-- EXERCISE OBJECTIVE --
Scan the material and copy every line in which "система" appears.

-- SUPPLIED DATA --
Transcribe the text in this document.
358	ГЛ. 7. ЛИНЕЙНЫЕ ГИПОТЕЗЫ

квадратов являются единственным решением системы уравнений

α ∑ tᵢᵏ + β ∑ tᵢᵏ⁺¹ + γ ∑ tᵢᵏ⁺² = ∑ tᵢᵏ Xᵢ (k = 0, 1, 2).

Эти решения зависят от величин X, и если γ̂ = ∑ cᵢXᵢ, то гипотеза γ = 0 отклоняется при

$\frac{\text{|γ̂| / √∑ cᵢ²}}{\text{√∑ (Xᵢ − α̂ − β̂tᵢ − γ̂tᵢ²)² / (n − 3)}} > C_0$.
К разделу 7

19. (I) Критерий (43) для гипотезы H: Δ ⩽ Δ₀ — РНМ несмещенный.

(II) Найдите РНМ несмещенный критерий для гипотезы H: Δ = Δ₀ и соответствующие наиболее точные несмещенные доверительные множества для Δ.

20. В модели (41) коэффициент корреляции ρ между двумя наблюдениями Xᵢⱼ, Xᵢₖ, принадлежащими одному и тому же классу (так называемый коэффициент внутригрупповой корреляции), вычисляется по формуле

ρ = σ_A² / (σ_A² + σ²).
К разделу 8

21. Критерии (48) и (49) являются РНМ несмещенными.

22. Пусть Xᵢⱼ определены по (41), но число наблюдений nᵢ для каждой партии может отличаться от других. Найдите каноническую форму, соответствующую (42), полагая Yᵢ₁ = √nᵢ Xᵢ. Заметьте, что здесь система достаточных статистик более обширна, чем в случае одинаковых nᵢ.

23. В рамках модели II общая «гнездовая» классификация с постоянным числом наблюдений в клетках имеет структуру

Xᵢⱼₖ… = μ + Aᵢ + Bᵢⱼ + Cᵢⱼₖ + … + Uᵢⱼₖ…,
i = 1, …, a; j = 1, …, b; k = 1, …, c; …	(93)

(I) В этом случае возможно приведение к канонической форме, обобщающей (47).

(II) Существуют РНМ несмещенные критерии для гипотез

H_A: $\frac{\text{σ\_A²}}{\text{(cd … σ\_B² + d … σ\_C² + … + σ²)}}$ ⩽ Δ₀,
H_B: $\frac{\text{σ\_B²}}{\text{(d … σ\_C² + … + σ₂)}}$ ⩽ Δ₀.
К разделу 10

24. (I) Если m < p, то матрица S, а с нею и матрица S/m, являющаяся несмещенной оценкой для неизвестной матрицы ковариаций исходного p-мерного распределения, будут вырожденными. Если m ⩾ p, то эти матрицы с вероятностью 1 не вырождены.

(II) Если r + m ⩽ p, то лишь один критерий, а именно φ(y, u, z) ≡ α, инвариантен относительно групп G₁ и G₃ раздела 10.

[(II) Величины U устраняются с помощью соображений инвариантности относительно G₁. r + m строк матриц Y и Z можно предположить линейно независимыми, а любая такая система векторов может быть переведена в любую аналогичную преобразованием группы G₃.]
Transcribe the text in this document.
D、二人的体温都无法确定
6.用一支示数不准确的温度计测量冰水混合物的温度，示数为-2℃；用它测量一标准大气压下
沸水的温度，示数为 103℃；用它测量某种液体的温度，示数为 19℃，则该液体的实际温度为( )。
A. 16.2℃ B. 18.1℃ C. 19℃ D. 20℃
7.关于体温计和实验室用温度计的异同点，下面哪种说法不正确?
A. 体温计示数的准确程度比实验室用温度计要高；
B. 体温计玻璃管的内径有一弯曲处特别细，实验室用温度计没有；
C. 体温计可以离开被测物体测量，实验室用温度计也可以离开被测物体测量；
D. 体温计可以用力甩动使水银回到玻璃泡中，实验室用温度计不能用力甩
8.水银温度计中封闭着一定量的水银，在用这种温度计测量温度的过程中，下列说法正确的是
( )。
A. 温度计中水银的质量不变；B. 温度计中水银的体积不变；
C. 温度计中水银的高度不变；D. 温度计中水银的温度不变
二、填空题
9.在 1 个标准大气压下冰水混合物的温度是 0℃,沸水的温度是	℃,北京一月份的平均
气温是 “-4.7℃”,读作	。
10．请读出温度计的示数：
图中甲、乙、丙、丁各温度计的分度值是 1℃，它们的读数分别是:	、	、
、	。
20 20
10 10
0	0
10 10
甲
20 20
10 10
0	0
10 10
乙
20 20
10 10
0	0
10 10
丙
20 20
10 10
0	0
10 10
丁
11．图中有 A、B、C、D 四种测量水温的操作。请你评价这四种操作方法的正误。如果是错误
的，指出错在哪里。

-- WORKED SOLUTION --
22. Пусть Xᵢⱼ определены по (41), но число наблюдений nᵢ для каждой партии может отличаться от других. Найдите каноническую форму, соответствующую (42), полагая Yᵢ₁ = √nᵢ Xᵢ. Заметьте, что здесь система достаточных статистик более обширна, чем в случае одинаковых nᵢ.
[(II) Величины U устраняются с помощью соображений инвариантности относительно G₁. r + m строк матриц Y и Z можно предположить линейно независимыми, а любая такая система векторов может быть переведена в любую аналогичную преобразованием группы G₃.]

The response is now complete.